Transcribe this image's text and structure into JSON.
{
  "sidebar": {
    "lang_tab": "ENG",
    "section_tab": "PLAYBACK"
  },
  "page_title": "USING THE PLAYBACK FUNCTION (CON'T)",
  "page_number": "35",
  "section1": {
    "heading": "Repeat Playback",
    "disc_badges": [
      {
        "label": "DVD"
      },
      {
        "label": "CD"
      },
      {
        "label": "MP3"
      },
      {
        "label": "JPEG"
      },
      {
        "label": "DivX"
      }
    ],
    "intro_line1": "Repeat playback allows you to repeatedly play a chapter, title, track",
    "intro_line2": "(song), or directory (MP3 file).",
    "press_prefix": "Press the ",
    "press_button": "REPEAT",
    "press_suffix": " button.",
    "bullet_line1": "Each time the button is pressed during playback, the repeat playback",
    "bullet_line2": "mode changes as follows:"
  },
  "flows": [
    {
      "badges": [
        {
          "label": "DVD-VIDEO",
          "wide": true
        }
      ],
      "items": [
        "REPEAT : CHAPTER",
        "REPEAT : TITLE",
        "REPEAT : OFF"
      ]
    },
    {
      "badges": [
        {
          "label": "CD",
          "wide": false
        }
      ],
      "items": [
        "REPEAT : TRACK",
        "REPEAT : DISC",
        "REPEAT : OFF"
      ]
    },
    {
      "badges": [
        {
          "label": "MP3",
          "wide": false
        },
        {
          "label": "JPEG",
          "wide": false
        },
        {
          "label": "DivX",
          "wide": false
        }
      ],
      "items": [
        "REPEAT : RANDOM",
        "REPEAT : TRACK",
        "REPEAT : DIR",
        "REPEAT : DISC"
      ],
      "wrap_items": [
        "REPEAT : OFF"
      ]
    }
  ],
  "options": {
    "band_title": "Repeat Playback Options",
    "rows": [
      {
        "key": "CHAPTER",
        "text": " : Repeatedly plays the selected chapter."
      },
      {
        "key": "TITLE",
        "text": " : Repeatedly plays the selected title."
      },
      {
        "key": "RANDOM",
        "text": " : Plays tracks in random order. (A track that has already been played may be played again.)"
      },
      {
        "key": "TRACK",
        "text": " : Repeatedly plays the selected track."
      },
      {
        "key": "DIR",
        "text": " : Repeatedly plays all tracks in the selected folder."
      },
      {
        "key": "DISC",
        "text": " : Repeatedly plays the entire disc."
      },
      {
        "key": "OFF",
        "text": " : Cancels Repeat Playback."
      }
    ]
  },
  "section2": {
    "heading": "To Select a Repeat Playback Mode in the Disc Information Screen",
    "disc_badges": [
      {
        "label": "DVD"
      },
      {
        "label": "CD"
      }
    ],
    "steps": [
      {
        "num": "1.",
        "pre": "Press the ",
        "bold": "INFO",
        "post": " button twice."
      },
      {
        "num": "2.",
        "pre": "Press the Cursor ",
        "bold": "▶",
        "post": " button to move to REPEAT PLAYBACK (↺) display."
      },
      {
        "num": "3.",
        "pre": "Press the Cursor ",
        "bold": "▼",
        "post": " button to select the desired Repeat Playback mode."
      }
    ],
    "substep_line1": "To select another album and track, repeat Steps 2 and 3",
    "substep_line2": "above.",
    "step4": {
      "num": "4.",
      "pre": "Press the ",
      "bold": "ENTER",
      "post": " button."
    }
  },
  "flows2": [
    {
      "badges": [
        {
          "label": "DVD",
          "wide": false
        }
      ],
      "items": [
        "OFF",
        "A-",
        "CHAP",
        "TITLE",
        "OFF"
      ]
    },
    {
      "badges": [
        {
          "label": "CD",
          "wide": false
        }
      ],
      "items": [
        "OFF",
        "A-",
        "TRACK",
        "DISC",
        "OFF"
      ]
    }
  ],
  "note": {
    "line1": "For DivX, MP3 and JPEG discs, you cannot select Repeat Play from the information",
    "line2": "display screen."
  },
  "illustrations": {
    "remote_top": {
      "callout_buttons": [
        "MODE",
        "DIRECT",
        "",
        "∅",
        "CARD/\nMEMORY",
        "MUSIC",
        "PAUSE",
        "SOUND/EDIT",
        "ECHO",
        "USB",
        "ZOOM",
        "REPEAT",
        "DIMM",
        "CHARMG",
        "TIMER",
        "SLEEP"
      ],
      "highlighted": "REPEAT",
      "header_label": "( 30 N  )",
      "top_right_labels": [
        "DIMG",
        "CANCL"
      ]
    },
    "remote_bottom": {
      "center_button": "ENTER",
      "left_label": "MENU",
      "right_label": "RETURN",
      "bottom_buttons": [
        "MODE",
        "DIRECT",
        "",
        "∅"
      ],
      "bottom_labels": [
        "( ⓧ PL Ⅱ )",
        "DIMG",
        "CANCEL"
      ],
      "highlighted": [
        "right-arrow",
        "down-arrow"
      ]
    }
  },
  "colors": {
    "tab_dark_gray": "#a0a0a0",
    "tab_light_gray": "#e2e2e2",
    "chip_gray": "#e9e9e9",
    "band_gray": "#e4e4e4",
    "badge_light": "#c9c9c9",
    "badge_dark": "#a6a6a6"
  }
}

________

Short task: Which lines hold the string "display"? Copy all of them from the data above.

Problem solution:
        "post": " button to move to REPEAT PLAYBACK (↺) display."
    "line2": "display screen."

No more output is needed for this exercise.